● **Your task**:
Pick out every line holding the string "volg" and copy it.

● **Data for the task**:
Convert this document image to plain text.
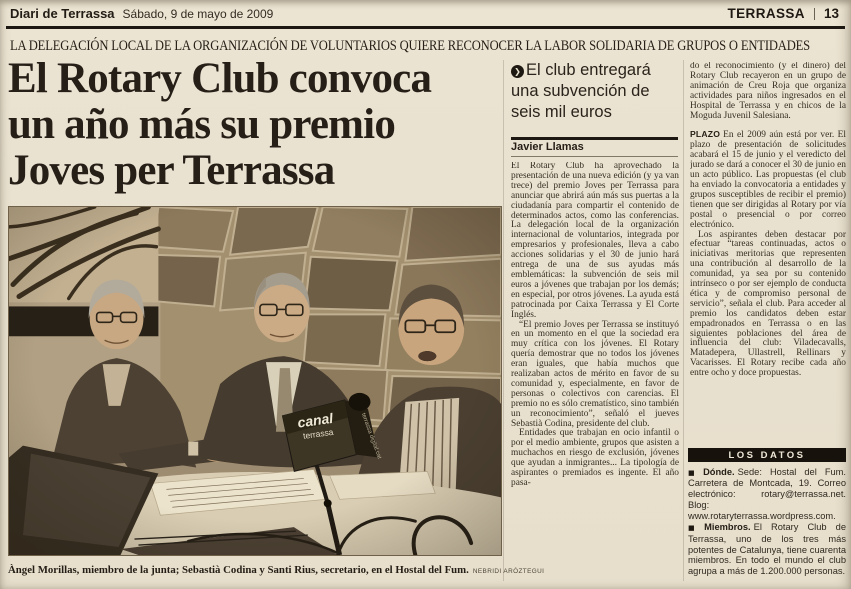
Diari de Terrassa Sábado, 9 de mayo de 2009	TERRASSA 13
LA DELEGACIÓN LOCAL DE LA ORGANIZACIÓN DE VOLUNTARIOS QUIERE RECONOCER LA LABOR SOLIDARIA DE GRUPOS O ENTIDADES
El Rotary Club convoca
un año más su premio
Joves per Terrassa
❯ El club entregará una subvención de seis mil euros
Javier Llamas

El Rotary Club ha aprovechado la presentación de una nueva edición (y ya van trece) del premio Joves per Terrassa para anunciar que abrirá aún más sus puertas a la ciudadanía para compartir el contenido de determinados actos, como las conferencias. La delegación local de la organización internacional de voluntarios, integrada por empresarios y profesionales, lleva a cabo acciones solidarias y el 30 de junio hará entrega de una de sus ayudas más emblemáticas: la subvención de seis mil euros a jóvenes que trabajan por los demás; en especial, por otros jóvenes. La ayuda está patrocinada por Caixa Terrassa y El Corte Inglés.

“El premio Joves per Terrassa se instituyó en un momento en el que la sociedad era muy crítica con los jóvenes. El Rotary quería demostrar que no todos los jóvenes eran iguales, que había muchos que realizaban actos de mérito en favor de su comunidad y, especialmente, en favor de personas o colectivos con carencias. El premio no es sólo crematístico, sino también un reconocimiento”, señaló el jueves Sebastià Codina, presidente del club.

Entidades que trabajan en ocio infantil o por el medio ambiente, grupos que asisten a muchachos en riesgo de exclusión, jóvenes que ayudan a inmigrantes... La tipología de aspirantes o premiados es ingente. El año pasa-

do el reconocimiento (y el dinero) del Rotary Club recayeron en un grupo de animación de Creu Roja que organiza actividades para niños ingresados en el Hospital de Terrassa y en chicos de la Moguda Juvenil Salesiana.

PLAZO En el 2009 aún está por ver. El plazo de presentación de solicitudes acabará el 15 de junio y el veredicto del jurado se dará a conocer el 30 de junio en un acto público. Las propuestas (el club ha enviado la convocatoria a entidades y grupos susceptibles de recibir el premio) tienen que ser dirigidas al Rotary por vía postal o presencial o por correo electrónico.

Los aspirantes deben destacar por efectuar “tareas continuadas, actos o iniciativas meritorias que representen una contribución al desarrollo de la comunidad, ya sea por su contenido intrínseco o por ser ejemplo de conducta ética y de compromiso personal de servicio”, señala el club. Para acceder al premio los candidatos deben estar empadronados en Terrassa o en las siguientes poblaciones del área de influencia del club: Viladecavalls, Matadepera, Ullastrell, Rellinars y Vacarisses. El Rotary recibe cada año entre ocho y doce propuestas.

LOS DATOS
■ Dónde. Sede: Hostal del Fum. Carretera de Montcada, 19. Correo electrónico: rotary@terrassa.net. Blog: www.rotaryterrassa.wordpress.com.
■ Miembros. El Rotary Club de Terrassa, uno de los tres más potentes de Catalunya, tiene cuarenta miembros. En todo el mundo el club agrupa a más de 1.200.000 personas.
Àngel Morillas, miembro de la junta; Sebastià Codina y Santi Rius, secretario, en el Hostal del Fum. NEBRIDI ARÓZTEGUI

* * *

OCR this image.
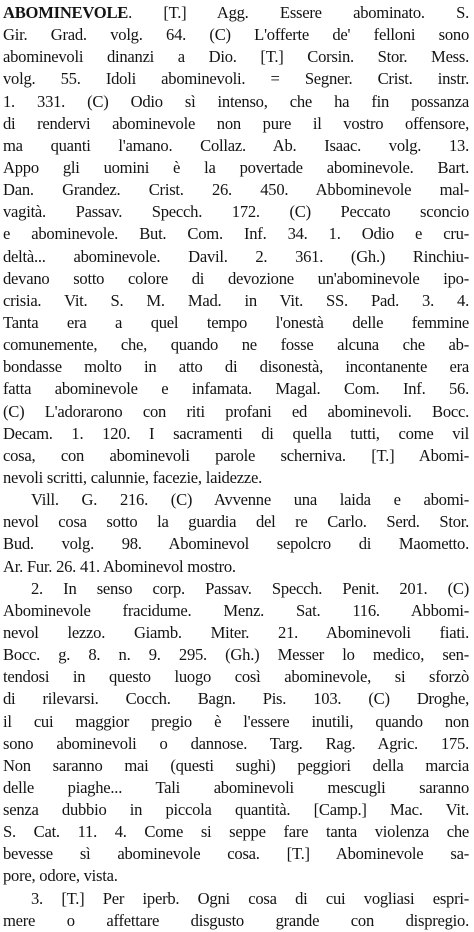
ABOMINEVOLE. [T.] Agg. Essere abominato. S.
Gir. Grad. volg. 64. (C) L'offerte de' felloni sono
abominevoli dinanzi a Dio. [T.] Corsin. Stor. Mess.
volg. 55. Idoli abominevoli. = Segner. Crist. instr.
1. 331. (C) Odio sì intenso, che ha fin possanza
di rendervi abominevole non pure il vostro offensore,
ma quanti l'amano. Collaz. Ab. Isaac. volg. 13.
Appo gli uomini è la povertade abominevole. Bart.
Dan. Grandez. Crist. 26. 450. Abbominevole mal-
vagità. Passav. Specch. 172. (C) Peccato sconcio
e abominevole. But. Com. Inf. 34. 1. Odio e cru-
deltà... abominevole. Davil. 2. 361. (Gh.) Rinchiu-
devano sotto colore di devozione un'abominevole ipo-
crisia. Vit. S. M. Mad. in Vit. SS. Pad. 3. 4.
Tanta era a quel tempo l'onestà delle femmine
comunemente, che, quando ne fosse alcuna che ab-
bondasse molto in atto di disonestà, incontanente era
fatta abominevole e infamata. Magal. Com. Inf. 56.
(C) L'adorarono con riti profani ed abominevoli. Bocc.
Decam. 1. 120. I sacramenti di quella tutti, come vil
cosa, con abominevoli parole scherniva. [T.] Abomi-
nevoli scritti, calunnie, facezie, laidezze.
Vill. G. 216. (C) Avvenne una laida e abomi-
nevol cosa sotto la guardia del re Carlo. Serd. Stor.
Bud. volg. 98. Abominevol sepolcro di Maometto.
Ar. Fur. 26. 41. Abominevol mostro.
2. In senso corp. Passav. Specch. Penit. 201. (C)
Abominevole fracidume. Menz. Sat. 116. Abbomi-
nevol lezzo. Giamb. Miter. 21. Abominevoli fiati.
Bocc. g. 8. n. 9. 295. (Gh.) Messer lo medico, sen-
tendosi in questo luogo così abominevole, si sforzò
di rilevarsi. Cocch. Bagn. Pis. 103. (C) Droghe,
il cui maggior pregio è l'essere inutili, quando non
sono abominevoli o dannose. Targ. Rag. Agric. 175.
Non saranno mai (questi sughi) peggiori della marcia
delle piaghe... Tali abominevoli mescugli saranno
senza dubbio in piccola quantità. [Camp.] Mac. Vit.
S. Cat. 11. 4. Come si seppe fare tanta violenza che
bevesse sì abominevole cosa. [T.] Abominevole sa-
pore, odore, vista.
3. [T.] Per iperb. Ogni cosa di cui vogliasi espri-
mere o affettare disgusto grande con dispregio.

● **Solution below**:
Gir. Grad. volg. 64. (C) L'offerte de' felloni sono
volg. 55. Idoli abominevoli. = Segner. Crist. instr.
ma quanti l'amano. Collaz. Ab. Isaac. volg. 13.
Bud. volg. 98. Abominevol sepolcro di Maometto.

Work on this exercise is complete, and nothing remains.